# THE DATA:
#####
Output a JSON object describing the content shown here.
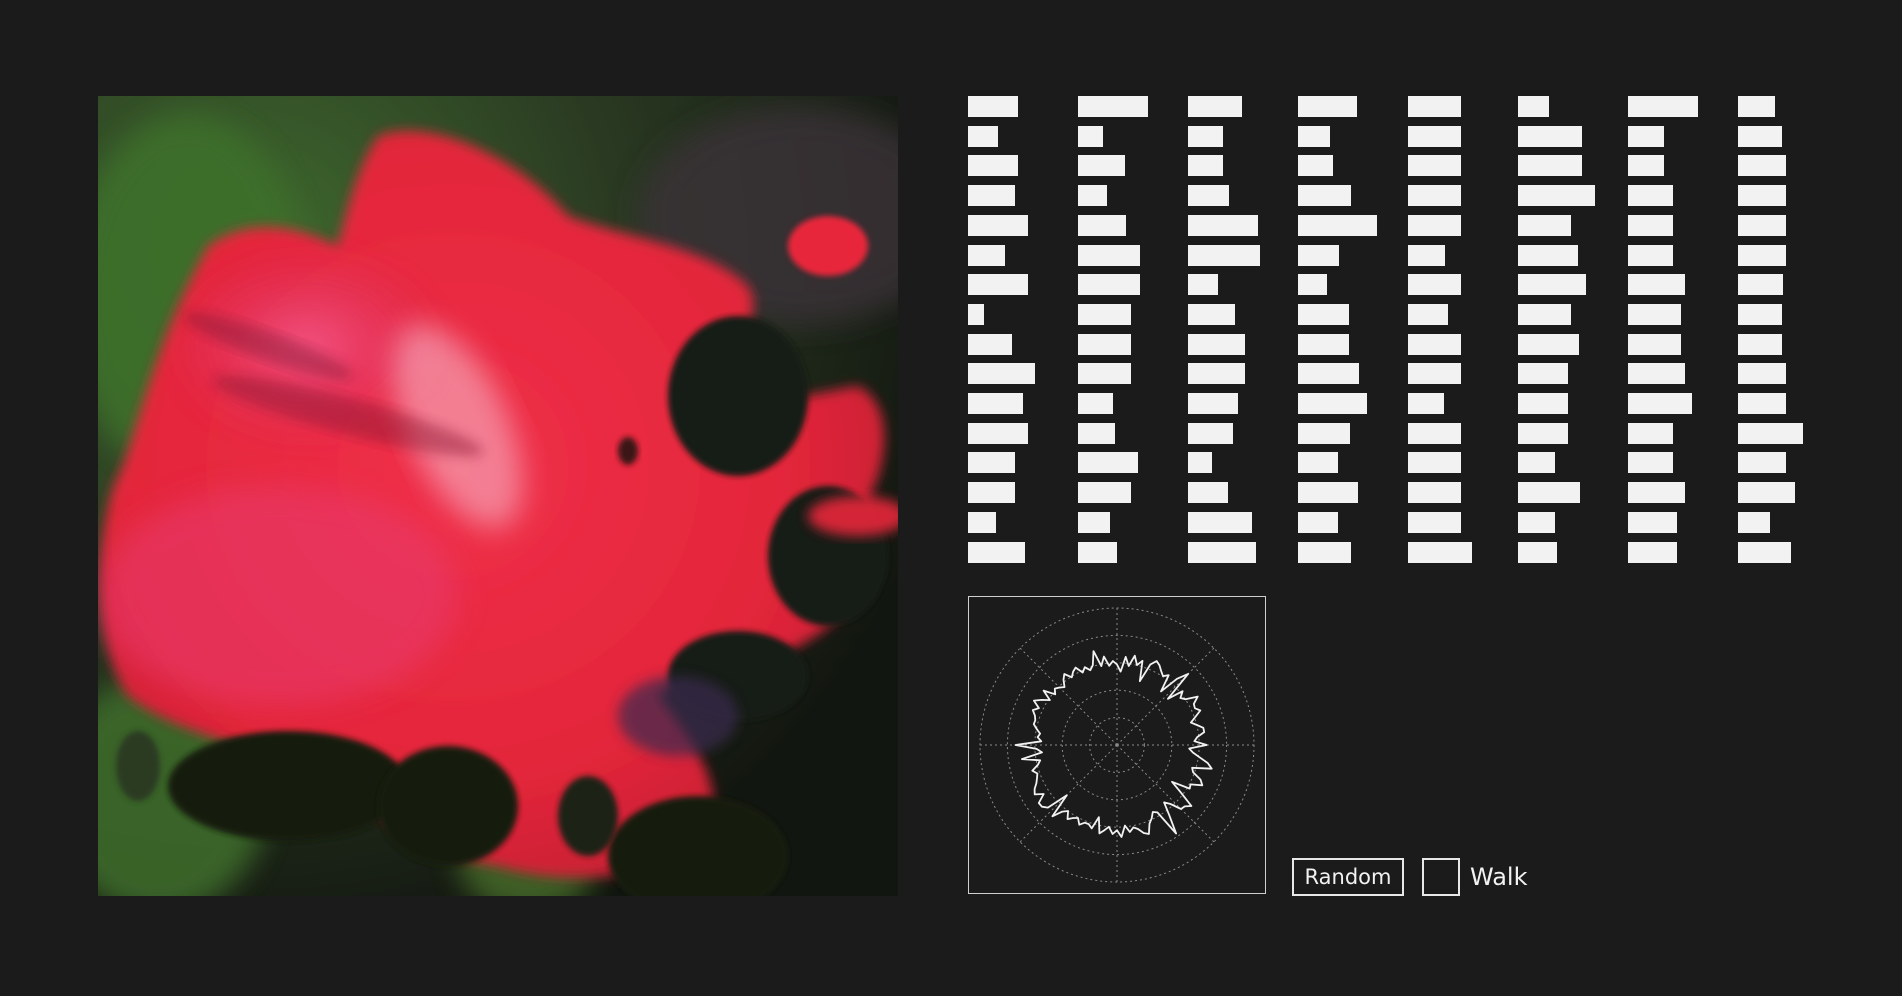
{
  "generated_image": {
    "subject": "flower",
    "colors": {
      "petal": "#e8263a",
      "petal_highlight": "#f25a8a",
      "foliage": "#3e6a2c",
      "shadow": "#141a10"
    }
  },
  "latent_sliders": {
    "columns": 8,
    "rows": 16,
    "values": [
      [
        0.5,
        0.3,
        0.5,
        0.47,
        0.6,
        0.37,
        0.6,
        0.16,
        0.44,
        0.67,
        0.55,
        0.6,
        0.47,
        0.47,
        0.28,
        0.57
      ],
      [
        0.7,
        0.25,
        0.47,
        0.29,
        0.48,
        0.62,
        0.62,
        0.53,
        0.53,
        0.53,
        0.35,
        0.37,
        0.6,
        0.53,
        0.32,
        0.39
      ],
      [
        0.54,
        0.35,
        0.35,
        0.41,
        0.7,
        0.72,
        0.3,
        0.47,
        0.57,
        0.57,
        0.5,
        0.45,
        0.24,
        0.4,
        0.64,
        0.68
      ],
      [
        0.59,
        0.32,
        0.35,
        0.53,
        0.79,
        0.41,
        0.29,
        0.51,
        0.51,
        0.61,
        0.69,
        0.52,
        0.4,
        0.6,
        0.4,
        0.53
      ],
      [
        0.53,
        0.53,
        0.53,
        0.53,
        0.53,
        0.37,
        0.53,
        0.4,
        0.53,
        0.53,
        0.36,
        0.53,
        0.53,
        0.53,
        0.53,
        0.64
      ],
      [
        0.31,
        0.64,
        0.64,
        0.77,
        0.53,
        0.6,
        0.68,
        0.53,
        0.61,
        0.5,
        0.5,
        0.5,
        0.37,
        0.62,
        0.37,
        0.39
      ],
      [
        0.7,
        0.36,
        0.36,
        0.45,
        0.45,
        0.45,
        0.57,
        0.53,
        0.53,
        0.57,
        0.64,
        0.45,
        0.45,
        0.57,
        0.49,
        0.49
      ],
      [
        0.37,
        0.44,
        0.48,
        0.48,
        0.48,
        0.48,
        0.45,
        0.44,
        0.44,
        0.48,
        0.48,
        0.65,
        0.48,
        0.57,
        0.32,
        0.53
      ]
    ]
  },
  "radar": {
    "rings": 5,
    "spokes": 8,
    "samples": 128
  },
  "controls": {
    "random_label": "Random",
    "walk_label": "Walk",
    "walk_checked": false
  }
}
#####
# EXERCISE BRIEF:
Restate the records above in full, word for word. Keep pictures out.

# WRITTEN RESPONSE:
Output a JSON object describing the content shown here.
{
  "generated_image": {
    "subject": "flower",
    "colors": {
      "petal": "#e8263a",
      "petal_highlight": "#f25a8a",
      "foliage": "#3e6a2c",
      "shadow": "#141a10"
    }
  },
  "latent_sliders": {
    "columns": 8,
    "rows": 16,
    "values": [
      [
        0.5,
        0.3,
        0.5,
        0.47,
        0.6,
        0.37,
        0.6,
        0.16,
        0.44,
        0.67,
        0.55,
        0.6,
        0.47,
        0.47,
        0.28,
        0.57
      ],
      [
        0.7,
        0.25,
        0.47,
        0.29,
        0.48,
        0.62,
        0.62,
        0.53,
        0.53,
        0.53,
        0.35,
        0.37,
        0.6,
        0.53,
        0.32,
        0.39
      ],
      [
        0.54,
        0.35,
        0.35,
        0.41,
        0.7,
        0.72,
        0.3,
        0.47,
        0.57,
        0.57,
        0.5,
        0.45,
        0.24,
        0.4,
        0.64,
        0.68
      ],
      [
        0.59,
        0.32,
        0.35,
        0.53,
        0.79,
        0.41,
        0.29,
        0.51,
        0.51,
        0.61,
        0.69,
        0.52,
        0.4,
        0.6,
        0.4,
        0.53
      ],
      [
        0.53,
        0.53,
        0.53,
        0.53,
        0.53,
        0.37,
        0.53,
        0.4,
        0.53,
        0.53,
        0.36,
        0.53,
        0.53,
        0.53,
        0.53,
        0.64
      ],
      [
        0.31,
        0.64,
        0.64,
        0.77,
        0.53,
        0.6,
        0.68,
        0.53,
        0.61,
        0.5,
        0.5,
        0.5,
        0.37,
        0.62,
        0.37,
        0.39
      ],
      [
        0.7,
        0.36,
        0.36,
        0.45,
        0.45,
        0.45,
        0.57,
        0.53,
        0.53,
        0.57,
        0.64,
        0.45,
        0.45,
        0.57,
        0.49,
        0.49
      ],
      [
        0.37,
        0.44,
        0.48,
        0.48,
        0.48,
        0.48,
        0.45,
        0.44,
        0.44,
        0.48,
        0.48,
        0.65,
        0.48,
        0.57,
        0.32,
        0.53
      ]
    ]
  },
  "radar": {
    "rings": 5,
    "spokes": 8,
    "samples": 128
  },
  "controls": {
    "random_label": "Random",
    "walk_label": "Walk",
    "walk_checked": false
  }
}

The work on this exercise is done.